- _LISTED ENTRIES_:
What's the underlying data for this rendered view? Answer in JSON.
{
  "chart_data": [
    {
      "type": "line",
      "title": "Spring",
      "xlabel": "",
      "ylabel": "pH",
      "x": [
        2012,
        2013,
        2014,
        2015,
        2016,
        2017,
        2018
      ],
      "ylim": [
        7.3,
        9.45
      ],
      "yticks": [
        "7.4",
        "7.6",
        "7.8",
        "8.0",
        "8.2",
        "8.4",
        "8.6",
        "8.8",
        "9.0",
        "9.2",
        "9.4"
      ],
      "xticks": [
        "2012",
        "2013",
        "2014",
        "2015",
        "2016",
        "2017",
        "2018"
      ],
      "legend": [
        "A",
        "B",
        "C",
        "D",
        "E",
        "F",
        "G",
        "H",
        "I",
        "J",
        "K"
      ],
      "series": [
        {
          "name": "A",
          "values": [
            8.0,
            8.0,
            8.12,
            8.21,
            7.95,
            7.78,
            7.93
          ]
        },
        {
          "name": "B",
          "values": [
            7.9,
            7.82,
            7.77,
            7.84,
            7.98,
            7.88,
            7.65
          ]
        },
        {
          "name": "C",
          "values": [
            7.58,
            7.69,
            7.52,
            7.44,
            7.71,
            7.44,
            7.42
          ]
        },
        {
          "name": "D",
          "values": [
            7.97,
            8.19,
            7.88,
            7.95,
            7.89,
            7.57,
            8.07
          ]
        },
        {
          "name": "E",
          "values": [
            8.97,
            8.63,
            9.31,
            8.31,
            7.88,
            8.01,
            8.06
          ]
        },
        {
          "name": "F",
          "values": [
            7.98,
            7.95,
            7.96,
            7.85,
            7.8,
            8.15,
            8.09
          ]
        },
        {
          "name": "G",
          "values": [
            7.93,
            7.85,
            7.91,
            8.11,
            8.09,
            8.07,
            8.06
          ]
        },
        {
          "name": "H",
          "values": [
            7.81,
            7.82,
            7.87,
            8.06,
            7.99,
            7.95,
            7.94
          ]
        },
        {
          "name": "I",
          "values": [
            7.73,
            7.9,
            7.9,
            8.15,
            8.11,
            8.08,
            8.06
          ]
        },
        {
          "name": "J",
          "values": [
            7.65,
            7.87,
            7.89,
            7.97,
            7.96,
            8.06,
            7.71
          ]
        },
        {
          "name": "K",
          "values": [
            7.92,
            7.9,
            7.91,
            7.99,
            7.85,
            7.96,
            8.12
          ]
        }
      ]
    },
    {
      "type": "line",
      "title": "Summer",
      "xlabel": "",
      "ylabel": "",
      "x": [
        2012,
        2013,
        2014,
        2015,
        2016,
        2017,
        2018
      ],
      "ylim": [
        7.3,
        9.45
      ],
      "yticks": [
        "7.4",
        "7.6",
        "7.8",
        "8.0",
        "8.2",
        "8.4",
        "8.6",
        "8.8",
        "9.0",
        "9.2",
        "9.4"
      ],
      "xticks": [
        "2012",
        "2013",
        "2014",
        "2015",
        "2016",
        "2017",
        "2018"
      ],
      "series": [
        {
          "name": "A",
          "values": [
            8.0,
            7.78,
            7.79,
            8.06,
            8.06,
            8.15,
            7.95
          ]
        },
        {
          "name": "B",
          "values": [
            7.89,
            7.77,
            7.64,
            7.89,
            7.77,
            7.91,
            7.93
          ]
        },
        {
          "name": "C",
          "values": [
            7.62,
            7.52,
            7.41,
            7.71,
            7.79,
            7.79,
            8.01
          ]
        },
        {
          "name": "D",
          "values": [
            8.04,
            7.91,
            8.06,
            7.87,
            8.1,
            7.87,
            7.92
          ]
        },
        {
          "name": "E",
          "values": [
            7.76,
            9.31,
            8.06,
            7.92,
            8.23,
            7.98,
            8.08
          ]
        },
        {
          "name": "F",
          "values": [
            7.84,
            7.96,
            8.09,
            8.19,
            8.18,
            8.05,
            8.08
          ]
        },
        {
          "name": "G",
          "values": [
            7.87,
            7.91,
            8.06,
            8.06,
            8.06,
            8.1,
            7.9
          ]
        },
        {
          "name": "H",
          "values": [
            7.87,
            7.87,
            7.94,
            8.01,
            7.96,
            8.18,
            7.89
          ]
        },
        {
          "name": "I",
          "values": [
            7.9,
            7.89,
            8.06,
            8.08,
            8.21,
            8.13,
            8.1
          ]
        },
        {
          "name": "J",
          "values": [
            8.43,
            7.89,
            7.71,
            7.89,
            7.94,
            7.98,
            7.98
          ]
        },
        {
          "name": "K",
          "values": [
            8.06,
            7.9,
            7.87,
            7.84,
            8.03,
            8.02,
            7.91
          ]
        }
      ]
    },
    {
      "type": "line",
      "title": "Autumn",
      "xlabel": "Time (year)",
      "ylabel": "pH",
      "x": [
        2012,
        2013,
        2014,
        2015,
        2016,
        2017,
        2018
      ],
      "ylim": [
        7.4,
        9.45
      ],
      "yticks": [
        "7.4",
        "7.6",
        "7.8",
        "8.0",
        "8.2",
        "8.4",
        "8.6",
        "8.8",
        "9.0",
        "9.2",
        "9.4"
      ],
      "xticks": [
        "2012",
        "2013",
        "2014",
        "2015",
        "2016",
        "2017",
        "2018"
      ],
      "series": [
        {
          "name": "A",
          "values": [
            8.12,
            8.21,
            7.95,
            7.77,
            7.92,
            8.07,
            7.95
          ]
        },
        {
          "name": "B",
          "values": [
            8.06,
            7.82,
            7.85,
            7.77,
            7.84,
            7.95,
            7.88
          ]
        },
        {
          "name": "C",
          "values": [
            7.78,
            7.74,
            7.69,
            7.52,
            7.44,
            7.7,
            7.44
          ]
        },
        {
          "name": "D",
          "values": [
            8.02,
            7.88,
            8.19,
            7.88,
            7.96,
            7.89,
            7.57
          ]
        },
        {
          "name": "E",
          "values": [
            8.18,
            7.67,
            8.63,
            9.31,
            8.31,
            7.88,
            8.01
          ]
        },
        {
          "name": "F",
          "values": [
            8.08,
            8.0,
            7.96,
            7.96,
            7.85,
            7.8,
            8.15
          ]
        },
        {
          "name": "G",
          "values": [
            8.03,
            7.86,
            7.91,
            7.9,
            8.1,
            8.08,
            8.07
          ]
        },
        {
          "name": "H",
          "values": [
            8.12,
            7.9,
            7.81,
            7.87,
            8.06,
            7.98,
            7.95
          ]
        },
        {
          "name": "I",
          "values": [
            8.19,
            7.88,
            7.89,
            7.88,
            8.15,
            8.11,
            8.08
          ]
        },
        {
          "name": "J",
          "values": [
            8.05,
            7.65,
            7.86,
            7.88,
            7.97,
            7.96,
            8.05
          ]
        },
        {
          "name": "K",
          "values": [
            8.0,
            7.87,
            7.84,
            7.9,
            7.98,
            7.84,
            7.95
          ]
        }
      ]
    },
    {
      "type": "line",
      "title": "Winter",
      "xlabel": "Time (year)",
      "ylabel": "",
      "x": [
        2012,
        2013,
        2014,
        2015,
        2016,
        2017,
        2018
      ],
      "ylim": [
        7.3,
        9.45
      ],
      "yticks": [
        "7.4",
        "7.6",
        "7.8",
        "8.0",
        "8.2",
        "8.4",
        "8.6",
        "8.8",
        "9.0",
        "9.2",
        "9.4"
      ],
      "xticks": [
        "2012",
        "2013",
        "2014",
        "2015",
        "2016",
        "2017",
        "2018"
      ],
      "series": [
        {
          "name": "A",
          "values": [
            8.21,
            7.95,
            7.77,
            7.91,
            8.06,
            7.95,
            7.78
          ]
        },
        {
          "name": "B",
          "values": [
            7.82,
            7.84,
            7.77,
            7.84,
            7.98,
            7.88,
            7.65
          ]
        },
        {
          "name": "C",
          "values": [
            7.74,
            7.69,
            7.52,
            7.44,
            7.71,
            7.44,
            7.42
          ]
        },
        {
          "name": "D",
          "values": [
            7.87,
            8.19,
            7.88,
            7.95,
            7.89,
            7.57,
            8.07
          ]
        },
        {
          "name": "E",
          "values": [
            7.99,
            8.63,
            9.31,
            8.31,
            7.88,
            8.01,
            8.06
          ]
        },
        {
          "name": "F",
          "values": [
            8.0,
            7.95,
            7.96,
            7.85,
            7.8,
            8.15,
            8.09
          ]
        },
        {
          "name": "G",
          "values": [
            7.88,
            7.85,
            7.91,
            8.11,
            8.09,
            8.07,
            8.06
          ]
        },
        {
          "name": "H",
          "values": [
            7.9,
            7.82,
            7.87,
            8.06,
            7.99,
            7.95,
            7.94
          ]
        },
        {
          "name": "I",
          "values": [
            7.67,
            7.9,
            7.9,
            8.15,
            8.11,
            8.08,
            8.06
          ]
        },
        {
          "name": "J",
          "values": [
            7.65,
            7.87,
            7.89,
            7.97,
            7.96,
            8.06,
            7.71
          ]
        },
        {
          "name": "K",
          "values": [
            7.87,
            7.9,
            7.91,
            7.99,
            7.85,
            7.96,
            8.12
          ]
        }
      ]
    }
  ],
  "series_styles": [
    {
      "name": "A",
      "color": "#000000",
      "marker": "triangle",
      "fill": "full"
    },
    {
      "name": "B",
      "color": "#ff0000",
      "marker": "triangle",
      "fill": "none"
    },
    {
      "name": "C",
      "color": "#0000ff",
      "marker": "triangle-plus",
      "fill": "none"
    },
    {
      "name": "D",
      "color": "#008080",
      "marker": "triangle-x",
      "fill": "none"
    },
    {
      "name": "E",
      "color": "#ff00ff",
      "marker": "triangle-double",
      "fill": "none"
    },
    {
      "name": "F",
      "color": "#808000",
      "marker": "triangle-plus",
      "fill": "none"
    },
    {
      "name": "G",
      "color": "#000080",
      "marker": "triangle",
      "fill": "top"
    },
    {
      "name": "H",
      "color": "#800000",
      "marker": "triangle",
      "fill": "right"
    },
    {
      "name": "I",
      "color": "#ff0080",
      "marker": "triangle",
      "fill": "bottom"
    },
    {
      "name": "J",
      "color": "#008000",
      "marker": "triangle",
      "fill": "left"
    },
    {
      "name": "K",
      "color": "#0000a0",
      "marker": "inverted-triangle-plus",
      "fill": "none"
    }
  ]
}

- _WHAT YOU ARE ASKED TO DO_:
Pick out the lines containing the string "title".

- _OUTPUT_:
      "title": "Spring",
      "title": "Summer",
      "title": "Autumn",
      "title": "Winter",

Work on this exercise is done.